### Data shown
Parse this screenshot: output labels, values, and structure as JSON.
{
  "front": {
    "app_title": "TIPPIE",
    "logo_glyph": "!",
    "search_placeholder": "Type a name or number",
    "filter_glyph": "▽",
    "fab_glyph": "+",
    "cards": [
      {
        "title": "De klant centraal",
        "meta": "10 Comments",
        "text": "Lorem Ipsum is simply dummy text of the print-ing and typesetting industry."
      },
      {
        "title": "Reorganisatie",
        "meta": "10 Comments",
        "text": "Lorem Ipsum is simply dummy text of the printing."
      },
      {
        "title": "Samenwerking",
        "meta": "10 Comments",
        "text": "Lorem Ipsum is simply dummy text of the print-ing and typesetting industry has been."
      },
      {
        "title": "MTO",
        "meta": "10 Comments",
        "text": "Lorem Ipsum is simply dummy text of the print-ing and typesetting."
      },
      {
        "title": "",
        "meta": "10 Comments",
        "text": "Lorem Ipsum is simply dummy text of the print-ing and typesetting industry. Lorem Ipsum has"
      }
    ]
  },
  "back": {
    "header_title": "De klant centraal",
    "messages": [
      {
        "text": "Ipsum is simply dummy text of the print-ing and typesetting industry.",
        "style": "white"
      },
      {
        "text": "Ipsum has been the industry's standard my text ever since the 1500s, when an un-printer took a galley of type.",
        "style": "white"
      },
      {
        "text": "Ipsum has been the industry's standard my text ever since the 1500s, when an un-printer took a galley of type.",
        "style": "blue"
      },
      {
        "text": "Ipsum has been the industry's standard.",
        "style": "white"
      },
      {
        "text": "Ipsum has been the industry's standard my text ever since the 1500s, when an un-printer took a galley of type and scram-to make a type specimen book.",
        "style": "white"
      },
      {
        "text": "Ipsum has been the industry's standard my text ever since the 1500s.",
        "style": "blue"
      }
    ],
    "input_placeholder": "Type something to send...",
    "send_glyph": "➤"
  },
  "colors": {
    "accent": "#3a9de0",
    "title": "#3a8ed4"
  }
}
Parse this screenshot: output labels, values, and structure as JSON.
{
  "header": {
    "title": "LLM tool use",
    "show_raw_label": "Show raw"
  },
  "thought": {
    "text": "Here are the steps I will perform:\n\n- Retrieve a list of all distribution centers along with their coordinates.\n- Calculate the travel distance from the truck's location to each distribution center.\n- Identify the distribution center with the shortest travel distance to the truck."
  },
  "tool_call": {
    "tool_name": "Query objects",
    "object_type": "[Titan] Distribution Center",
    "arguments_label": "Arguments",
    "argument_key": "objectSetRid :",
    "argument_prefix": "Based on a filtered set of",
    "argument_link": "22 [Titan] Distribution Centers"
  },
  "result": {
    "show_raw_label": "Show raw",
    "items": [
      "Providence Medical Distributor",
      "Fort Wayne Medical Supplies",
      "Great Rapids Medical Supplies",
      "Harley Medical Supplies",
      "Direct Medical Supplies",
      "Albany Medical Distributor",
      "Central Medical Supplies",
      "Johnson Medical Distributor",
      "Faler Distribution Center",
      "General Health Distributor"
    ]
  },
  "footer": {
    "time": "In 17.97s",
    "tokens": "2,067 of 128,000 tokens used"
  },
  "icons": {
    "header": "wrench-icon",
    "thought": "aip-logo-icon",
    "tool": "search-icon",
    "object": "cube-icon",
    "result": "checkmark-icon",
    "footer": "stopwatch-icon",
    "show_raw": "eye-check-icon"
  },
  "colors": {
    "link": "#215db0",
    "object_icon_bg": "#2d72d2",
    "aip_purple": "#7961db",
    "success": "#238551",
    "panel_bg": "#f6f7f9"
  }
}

### Exercise description
Take the entries above and copy them out exactly.

### Result of the task
Parse this screenshot: output labels, values, and structure as JSON.
{
  "front": {
    "app_title": "TIPPIE",
    "logo_glyph": "!",
    "search_placeholder": "Type a name or number",
    "filter_glyph": "▽",
    "fab_glyph": "+",
    "cards": [
      {
        "title": "De klant centraal",
        "meta": "10 Comments",
        "text": "Lorem Ipsum is simply dummy text of the print-ing and typesetting industry."
      },
      {
        "title": "Reorganisatie",
        "meta": "10 Comments",
        "text": "Lorem Ipsum is simply dummy text of the printing."
      },
      {
        "title": "Samenwerking",
        "meta": "10 Comments",
        "text": "Lorem Ipsum is simply dummy text of the print-ing and typesetting industry has been."
      },
      {
        "title": "MTO",
        "meta": "10 Comments",
        "text": "Lorem Ipsum is simply dummy text of the print-ing and typesetting."
      },
      {
        "title": "",
        "meta": "10 Comments",
        "text": "Lorem Ipsum is simply dummy text of the print-ing and typesetting industry. Lorem Ipsum has"
      }
    ]
  },
  "back": {
    "header_title": "De klant centraal",
    "messages": [
      {
        "text": "Ipsum is simply dummy text of the print-ing and typesetting industry.",
        "style": "white"
      },
      {
        "text": "Ipsum has been the industry's standard my text ever since the 1500s, when an un-printer took a galley of type.",
        "style": "white"
      },
      {
        "text": "Ipsum has been the industry's standard my text ever since the 1500s, when an un-printer took a galley of type.",
        "style": "blue"
      },
      {
        "text": "Ipsum has been the industry's standard.",
        "style": "white"
      },
      {
        "text": "Ipsum has been the industry's standard my text ever since the 1500s, when an un-printer took a galley of type and scram-to make a type specimen book.",
        "style": "white"
      },
      {
        "text": "Ipsum has been the industry's standard my text ever since the 1500s.",
        "style": "blue"
      }
    ],
    "input_placeholder": "Type something to send...",
    "send_glyph": "➤"
  },
  "colors": {
    "accent": "#3a9de0",
    "title": "#3a8ed4"
  }
}
Parse this screenshot: output labels, values, and structure as JSON.
{
  "header": {
    "title": "LLM tool use",
    "show_raw_label": "Show raw"
  },
  "thought": {
    "text": "Here are the steps I will perform:\n\n- Retrieve a list of all distribution centers along with their coordinates.\n- Calculate the travel distance from the truck's location to each distribution center.\n- Identify the distribution center with the shortest travel distance to the truck."
  },
  "tool_call": {
    "tool_name": "Query objects",
    "object_type": "[Titan] Distribution Center",
    "arguments_label": "Arguments",
    "argument_key": "objectSetRid :",
    "argument_prefix": "Based on a filtered set of",
    "argument_link": "22 [Titan] Distribution Centers"
  },
  "result": {
    "show_raw_label": "Show raw",
    "items": [
      "Providence Medical Distributor",
      "Fort Wayne Medical Supplies",
      "Great Rapids Medical Supplies",
      "Harley Medical Supplies",
      "Direct Medical Supplies",
      "Albany Medical Distributor",
      "Central Medical Supplies",
      "Johnson Medical Distributor",
      "Faler Distribution Center",
      "General Health Distributor"
    ]
  },
  "footer": {
    "time": "In 17.97s",
    "tokens": "2,067 of 128,000 tokens used"
  },
  "icons": {
    "header": "wrench-icon",
    "thought": "aip-logo-icon",
    "tool": "search-icon",
    "object": "cube-icon",
    "result": "checkmark-icon",
    "footer": "stopwatch-icon",
    "show_raw": "eye-check-icon"
  },
  "colors": {
    "link": "#215db0",
    "object_icon_bg": "#2d72d2",
    "aip_purple": "#7961db",
    "success": "#238551",
    "panel_bg": "#f6f7f9"
  }
}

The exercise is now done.